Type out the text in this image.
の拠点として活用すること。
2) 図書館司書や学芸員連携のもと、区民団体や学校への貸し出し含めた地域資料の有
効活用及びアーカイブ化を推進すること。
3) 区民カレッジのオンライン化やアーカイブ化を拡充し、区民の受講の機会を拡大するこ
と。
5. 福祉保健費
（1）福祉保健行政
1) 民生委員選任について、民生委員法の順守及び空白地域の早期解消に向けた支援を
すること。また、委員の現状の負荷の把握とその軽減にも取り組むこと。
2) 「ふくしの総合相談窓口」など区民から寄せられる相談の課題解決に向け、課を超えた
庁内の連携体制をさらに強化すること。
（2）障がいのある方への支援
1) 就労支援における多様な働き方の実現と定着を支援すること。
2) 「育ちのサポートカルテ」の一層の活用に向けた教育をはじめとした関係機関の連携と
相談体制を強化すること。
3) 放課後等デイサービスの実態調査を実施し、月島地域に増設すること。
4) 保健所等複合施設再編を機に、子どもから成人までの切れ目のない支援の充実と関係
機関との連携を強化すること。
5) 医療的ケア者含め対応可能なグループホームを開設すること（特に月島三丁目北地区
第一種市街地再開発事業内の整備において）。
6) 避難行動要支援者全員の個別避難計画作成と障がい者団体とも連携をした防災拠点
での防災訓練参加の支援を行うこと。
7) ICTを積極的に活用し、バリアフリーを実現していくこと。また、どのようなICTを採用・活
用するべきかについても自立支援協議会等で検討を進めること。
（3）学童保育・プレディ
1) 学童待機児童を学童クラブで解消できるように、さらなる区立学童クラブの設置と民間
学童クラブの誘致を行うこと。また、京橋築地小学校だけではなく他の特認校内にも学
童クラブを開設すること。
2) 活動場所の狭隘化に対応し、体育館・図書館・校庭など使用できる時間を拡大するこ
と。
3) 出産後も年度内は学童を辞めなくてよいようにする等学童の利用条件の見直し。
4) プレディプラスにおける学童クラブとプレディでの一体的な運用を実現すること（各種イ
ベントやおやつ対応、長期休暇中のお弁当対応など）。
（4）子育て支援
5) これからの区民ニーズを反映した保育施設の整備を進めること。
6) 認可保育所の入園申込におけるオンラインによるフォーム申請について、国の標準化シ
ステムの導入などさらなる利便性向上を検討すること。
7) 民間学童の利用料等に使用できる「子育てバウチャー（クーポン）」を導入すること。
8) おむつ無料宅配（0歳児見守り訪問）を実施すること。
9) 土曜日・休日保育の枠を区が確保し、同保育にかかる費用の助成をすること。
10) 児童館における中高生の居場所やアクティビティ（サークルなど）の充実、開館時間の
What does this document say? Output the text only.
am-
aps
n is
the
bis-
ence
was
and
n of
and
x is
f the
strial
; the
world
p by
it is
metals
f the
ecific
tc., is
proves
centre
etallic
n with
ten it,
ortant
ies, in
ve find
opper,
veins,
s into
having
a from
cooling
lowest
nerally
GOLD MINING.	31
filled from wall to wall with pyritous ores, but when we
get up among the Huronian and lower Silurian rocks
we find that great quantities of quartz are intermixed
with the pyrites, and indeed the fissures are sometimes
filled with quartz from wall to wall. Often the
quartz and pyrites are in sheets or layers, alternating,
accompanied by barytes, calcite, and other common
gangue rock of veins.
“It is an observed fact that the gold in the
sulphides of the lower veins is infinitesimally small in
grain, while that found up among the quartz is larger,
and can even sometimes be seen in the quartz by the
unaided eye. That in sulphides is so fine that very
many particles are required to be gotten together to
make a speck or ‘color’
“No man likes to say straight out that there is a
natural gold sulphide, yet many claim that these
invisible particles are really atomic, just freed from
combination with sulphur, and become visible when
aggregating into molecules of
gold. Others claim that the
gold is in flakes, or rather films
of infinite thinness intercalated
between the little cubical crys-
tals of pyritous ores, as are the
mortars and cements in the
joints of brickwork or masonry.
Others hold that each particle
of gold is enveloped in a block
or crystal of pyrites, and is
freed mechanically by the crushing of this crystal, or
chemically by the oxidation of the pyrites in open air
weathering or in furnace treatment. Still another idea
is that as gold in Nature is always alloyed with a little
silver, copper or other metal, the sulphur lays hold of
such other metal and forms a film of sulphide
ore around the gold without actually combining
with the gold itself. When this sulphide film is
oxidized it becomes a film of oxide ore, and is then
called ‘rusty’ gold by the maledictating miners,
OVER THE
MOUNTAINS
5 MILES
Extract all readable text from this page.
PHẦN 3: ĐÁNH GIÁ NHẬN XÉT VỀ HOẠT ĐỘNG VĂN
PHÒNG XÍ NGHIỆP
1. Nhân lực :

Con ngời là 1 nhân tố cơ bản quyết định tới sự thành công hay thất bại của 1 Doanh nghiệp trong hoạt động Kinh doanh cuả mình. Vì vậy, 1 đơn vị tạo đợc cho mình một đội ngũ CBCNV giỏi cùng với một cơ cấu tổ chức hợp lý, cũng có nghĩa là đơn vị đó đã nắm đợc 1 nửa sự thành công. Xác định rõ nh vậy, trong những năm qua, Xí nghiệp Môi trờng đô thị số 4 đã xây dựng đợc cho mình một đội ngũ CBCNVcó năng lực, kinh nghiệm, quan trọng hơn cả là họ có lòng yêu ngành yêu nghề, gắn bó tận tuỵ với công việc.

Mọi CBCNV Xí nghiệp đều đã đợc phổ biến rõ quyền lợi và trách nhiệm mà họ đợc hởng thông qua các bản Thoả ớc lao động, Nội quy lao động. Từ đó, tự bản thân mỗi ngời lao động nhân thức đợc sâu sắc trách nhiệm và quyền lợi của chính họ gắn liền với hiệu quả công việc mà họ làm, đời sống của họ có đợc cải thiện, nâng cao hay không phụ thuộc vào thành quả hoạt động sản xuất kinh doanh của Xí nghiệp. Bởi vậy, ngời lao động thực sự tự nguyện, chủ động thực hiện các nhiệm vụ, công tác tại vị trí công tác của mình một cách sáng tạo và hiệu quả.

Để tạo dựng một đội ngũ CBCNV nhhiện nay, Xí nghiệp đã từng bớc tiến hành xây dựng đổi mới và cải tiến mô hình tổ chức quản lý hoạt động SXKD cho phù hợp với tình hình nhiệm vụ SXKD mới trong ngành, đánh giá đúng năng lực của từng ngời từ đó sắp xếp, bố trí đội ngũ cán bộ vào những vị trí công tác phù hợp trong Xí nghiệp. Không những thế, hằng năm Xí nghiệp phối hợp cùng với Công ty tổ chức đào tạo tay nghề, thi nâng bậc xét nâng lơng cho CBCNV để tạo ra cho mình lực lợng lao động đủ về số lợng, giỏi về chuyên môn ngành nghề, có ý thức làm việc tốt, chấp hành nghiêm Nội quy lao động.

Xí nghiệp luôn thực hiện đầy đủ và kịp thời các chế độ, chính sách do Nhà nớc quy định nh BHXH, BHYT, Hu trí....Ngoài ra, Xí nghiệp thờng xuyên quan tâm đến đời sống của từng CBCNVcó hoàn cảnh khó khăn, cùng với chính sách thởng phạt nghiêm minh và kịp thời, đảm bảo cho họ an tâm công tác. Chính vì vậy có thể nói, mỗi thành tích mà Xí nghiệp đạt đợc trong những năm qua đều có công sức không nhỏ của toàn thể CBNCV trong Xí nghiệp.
◇ ◇ ◇ ◇
From the records above, extract each line exactly as shown.

The response:
Type out the text in this image.
の拠点として活用すること。
2) 図書館司書や学芸員連携のもと、区民団体や学校への貸し出し含めた地域資料の有
効活用及びアーカイブ化を推進すること。
3) 区民カレッジのオンライン化やアーカイブ化を拡充し、区民の受講の機会を拡大するこ
と。
5. 福祉保健費
（1）福祉保健行政
1) 民生委員選任について、民生委員法の順守及び空白地域の早期解消に向けた支援を
すること。また、委員の現状の負荷の把握とその軽減にも取り組むこと。
2) 「ふくしの総合相談窓口」など区民から寄せられる相談の課題解決に向け、課を超えた
庁内の連携体制をさらに強化すること。
（2）障がいのある方への支援
1) 就労支援における多様な働き方の実現と定着を支援すること。
2) 「育ちのサポートカルテ」の一層の活用に向けた教育をはじめとした関係機関の連携と
相談体制を強化すること。
3) 放課後等デイサービスの実態調査を実施し、月島地域に増設すること。
4) 保健所等複合施設再編を機に、子どもから成人までの切れ目のない支援の充実と関係
機関との連携を強化すること。
5) 医療的ケア者含め対応可能なグループホームを開設すること（特に月島三丁目北地区
第一種市街地再開発事業内の整備において）。
6) 避難行動要支援者全員の個別避難計画作成と障がい者団体とも連携をした防災拠点
での防災訓練参加の支援を行うこと。
7) ICTを積極的に活用し、バリアフリーを実現していくこと。また、どのようなICTを採用・活
用するべきかについても自立支援協議会等で検討を進めること。
（3）学童保育・プレディ
1) 学童待機児童を学童クラブで解消できるように、さらなる区立学童クラブの設置と民間
学童クラブの誘致を行うこと。また、京橋築地小学校だけではなく他の特認校内にも学
童クラブを開設すること。
2) 活動場所の狭隘化に対応し、体育館・図書館・校庭など使用できる時間を拡大するこ
と。
3) 出産後も年度内は学童を辞めなくてよいようにする等学童の利用条件の見直し。
4) プレディプラスにおける学童クラブとプレディでの一体的な運用を実現すること（各種イ
ベントやおやつ対応、長期休暇中のお弁当対応など）。
（4）子育て支援
5) これからの区民ニーズを反映した保育施設の整備を進めること。
6) 認可保育所の入園申込におけるオンラインによるフォーム申請について、国の標準化シ
ステムの導入などさらなる利便性向上を検討すること。
7) 民間学童の利用料等に使用できる「子育てバウチャー（クーポン）」を導入すること。
8) おむつ無料宅配（0歳児見守り訪問）を実施すること。
9) 土曜日・休日保育の枠を区が確保し、同保育にかかる費用の助成をすること。
10) 児童館における中高生の居場所やアクティビティ（サークルなど）の充実、開館時間の
What does this document say? Output the text only.
am-
aps
n is
the
bis-
ence
was
and
n of
and
x is
f the
strial
; the
world
p by
it is
metals
f the
ecific
tc., is
proves
centre
etallic
n with
ten it,
ortant
ies, in
ve find
opper,
veins,
s into
having
a from
cooling
lowest
nerally
GOLD MINING.	31
filled from wall to wall with pyritous ores, but when we
get up among the Huronian and lower Silurian rocks
we find that great quantities of quartz are intermixed
with the pyrites, and indeed the fissures are sometimes
filled with quartz from wall to wall. Often the
quartz and pyrites are in sheets or layers, alternating,
accompanied by barytes, calcite, and other common
gangue rock of veins.
“It is an observed fact that the gold in the
sulphides of the lower veins is infinitesimally small in
grain, while that found up among the quartz is larger,
and can even sometimes be seen in the quartz by the
unaided eye. That in sulphides is so fine that very
many particles are required to be gotten together to
make a speck or ‘color’
“No man likes to say straight out that there is a
natural gold sulphide, yet many claim that these
invisible particles are really atomic, just freed from
combination with sulphur, and become visible when
aggregating into molecules of
gold. Others claim that the
gold is in flakes, or rather films
of infinite thinness intercalated
between the little cubical crys-
tals of pyritous ores, as are the
mortars and cements in the
joints of brickwork or masonry.
Others hold that each particle
of gold is enveloped in a block
or crystal of pyrites, and is
freed mechanically by the crushing of this crystal, or
chemically by the oxidation of the pyrites in open air
weathering or in furnace treatment. Still another idea
is that as gold in Nature is always alloyed with a little
silver, copper or other metal, the sulphur lays hold of
such other metal and forms a film of sulphide
ore around the gold without actually combining
with the gold itself. When this sulphide film is
oxidized it becomes a film of oxide ore, and is then
called ‘rusty’ gold by the maledictating miners,
OVER THE
MOUNTAINS
5 MILES
Extract all readable text from this page.
PHẦN 3: ĐÁNH GIÁ NHẬN XÉT VỀ HOẠT ĐỘNG VĂN
PHÒNG XÍ NGHIỆP
1. Nhân lực :

Con ngời là 1 nhân tố cơ bản quyết định tới sự thành công hay thất bại của 1 Doanh nghiệp trong hoạt động Kinh doanh cuả mình. Vì vậy, 1 đơn vị tạo đợc cho mình một đội ngũ CBCNV giỏi cùng với một cơ cấu tổ chức hợp lý, cũng có nghĩa là đơn vị đó đã nắm đợc 1 nửa sự thành công. Xác định rõ nh vậy, trong những năm qua, Xí nghiệp Môi trờng đô thị số 4 đã xây dựng đợc cho mình một đội ngũ CBCNVcó năng lực, kinh nghiệm, quan trọng hơn cả là họ có lòng yêu ngành yêu nghề, gắn bó tận tuỵ với công việc.

Mọi CBCNV Xí nghiệp đều đã đợc phổ biến rõ quyền lợi và trách nhiệm mà họ đợc hởng thông qua các bản Thoả ớc lao động, Nội quy lao động. Từ đó, tự bản thân mỗi ngời lao động nhân thức đợc sâu sắc trách nhiệm và quyền lợi của chính họ gắn liền với hiệu quả công việc mà họ làm, đời sống của họ có đợc cải thiện, nâng cao hay không phụ thuộc vào thành quả hoạt động sản xuất kinh doanh của Xí nghiệp. Bởi vậy, ngời lao động thực sự tự nguyện, chủ động thực hiện các nhiệm vụ, công tác tại vị trí công tác của mình một cách sáng tạo và hiệu quả.

Để tạo dựng một đội ngũ CBCNV nhhiện nay, Xí nghiệp đã từng bớc tiến hành xây dựng đổi mới và cải tiến mô hình tổ chức quản lý hoạt động SXKD cho phù hợp với tình hình nhiệm vụ SXKD mới trong ngành, đánh giá đúng năng lực của từng ngời từ đó sắp xếp, bố trí đội ngũ cán bộ vào những vị trí công tác phù hợp trong Xí nghiệp. Không những thế, hằng năm Xí nghiệp phối hợp cùng với Công ty tổ chức đào tạo tay nghề, thi nâng bậc xét nâng lơng cho CBCNV để tạo ra cho mình lực lợng lao động đủ về số lợng, giỏi về chuyên môn ngành nghề, có ý thức làm việc tốt, chấp hành nghiêm Nội quy lao động.

Xí nghiệp luôn thực hiện đầy đủ và kịp thời các chế độ, chính sách do Nhà nớc quy định nh BHXH, BHYT, Hu trí....Ngoài ra, Xí nghiệp thờng xuyên quan tâm đến đời sống của từng CBCNVcó hoàn cảnh khó khăn, cùng với chính sách thởng phạt nghiêm minh và kịp thời, đảm bảo cho họ an tâm công tác. Chính vì vậy có thể nói, mỗi thành tích mà Xí nghiệp đạt đợc trong những năm qua đều có công sức không nhỏ của toàn thể CBNCV trong Xí nghiệp.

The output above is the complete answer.